Data listing
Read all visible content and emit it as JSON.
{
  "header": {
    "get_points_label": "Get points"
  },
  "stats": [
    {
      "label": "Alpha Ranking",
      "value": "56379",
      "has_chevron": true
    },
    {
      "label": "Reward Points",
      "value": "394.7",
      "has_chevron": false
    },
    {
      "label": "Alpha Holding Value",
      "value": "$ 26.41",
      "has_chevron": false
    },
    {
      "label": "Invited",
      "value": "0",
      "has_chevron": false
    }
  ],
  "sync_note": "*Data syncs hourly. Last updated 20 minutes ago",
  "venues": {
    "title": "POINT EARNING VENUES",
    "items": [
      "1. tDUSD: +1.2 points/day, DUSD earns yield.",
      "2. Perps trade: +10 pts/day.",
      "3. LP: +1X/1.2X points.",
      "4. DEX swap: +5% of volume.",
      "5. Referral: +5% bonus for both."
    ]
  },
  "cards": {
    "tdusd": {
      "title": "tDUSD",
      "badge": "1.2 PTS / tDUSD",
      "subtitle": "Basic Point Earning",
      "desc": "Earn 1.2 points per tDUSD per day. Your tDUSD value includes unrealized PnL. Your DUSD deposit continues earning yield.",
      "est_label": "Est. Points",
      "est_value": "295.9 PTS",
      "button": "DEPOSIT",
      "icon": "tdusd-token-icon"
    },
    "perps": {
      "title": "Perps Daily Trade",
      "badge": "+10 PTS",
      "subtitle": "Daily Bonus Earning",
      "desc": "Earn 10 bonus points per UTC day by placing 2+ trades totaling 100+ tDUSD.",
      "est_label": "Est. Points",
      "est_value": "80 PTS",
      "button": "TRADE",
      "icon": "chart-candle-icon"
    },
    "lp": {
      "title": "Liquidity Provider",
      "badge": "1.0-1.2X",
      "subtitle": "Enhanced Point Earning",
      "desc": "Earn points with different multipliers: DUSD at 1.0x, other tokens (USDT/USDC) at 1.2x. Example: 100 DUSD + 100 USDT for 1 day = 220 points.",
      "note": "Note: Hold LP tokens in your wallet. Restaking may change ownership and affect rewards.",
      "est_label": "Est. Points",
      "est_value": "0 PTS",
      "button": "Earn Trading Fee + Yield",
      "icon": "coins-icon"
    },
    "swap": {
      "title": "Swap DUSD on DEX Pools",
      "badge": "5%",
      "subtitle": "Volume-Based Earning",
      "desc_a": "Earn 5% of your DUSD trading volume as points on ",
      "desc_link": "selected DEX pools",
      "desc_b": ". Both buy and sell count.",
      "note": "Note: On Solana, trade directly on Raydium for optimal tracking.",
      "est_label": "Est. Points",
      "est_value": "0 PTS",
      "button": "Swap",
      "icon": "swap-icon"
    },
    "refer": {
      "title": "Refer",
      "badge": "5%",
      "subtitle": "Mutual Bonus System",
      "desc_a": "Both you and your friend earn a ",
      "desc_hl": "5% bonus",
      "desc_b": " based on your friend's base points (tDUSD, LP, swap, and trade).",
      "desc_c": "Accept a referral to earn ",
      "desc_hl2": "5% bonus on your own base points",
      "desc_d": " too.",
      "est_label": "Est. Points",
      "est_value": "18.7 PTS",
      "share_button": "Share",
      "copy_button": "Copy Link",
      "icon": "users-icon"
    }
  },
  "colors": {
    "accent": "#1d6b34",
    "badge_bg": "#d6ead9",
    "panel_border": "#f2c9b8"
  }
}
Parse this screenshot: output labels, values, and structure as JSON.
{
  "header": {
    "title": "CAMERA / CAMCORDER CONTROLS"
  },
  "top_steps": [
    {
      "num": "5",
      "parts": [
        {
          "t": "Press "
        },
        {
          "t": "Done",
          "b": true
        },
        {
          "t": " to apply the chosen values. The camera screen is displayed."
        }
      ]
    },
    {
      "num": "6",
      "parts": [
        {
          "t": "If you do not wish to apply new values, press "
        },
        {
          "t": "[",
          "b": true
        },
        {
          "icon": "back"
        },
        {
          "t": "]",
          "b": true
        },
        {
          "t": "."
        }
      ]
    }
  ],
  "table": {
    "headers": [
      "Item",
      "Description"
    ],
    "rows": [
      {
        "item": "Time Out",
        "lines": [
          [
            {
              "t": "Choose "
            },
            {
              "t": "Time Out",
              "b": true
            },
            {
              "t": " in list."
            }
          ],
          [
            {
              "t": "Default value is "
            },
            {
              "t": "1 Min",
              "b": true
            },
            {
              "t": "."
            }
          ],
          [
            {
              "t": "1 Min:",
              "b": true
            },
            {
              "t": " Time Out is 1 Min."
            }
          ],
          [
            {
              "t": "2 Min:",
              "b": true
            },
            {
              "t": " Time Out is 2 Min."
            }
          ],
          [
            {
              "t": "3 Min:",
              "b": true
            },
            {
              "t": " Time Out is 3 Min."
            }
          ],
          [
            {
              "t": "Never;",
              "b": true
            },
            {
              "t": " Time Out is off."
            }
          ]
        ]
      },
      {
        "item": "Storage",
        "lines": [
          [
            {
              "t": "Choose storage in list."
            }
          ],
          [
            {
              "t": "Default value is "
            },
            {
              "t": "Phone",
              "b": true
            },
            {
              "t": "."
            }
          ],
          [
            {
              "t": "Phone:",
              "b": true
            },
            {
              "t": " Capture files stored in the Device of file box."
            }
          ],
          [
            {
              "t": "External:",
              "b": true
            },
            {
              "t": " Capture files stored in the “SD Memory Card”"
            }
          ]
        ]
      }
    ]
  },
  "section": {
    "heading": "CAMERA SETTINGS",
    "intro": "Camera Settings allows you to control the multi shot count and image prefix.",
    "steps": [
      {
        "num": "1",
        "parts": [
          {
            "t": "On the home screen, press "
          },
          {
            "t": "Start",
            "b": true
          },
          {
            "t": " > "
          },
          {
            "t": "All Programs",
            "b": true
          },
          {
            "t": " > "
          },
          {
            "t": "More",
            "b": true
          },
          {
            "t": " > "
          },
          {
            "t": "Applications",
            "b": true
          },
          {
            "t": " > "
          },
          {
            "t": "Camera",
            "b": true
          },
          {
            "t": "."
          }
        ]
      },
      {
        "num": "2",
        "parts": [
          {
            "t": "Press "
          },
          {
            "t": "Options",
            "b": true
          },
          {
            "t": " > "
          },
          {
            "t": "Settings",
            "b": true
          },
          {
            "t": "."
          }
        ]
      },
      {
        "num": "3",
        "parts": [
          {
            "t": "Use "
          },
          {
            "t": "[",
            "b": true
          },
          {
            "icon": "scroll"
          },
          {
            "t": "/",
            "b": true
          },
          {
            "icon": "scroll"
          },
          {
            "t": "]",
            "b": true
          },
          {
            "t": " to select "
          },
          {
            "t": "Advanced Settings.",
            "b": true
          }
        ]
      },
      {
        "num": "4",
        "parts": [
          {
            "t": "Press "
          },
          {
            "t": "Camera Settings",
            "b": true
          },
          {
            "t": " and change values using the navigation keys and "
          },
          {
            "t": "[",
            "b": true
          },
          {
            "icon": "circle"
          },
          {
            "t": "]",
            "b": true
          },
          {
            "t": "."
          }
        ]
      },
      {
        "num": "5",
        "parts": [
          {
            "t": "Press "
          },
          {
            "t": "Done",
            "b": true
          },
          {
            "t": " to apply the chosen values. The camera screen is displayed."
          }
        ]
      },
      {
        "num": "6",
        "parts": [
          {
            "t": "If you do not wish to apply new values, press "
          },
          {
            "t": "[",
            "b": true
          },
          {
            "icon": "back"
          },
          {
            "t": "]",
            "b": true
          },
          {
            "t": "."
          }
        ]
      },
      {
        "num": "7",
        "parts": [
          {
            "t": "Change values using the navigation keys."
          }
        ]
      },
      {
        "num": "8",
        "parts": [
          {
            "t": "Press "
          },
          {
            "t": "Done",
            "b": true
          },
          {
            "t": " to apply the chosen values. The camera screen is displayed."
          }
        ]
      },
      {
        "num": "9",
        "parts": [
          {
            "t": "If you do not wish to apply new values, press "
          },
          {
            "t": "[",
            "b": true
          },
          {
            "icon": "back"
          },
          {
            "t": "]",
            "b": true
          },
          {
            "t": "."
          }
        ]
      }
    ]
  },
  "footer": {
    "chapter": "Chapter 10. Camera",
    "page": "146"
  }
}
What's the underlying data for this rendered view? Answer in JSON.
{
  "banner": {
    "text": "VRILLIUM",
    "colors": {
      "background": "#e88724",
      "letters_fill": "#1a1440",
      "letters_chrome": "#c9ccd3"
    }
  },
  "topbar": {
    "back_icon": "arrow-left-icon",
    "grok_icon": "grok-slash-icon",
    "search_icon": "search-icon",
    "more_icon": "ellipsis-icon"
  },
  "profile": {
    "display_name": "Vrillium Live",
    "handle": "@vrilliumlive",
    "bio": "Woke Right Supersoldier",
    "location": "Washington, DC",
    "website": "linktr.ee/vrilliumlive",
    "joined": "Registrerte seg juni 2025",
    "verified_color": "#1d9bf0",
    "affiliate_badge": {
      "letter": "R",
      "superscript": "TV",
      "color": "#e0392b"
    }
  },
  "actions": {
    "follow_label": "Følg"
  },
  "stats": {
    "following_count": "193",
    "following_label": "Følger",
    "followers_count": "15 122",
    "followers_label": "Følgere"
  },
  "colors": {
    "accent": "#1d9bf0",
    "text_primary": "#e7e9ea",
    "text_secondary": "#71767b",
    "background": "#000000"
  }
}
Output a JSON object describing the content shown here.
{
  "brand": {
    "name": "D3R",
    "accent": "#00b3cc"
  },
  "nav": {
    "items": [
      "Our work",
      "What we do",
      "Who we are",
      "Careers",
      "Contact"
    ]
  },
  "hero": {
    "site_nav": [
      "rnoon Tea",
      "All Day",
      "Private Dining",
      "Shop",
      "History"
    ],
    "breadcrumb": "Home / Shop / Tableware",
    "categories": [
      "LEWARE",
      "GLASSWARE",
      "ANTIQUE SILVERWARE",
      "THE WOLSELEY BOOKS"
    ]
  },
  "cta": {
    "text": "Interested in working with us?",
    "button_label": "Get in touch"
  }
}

Exercise requirements —
Each line above that holds the string "Daily" should be copied and shown.

Reply —
      "title": "Perps Daily Trade",
      "subtitle": "Daily Bonus Earning",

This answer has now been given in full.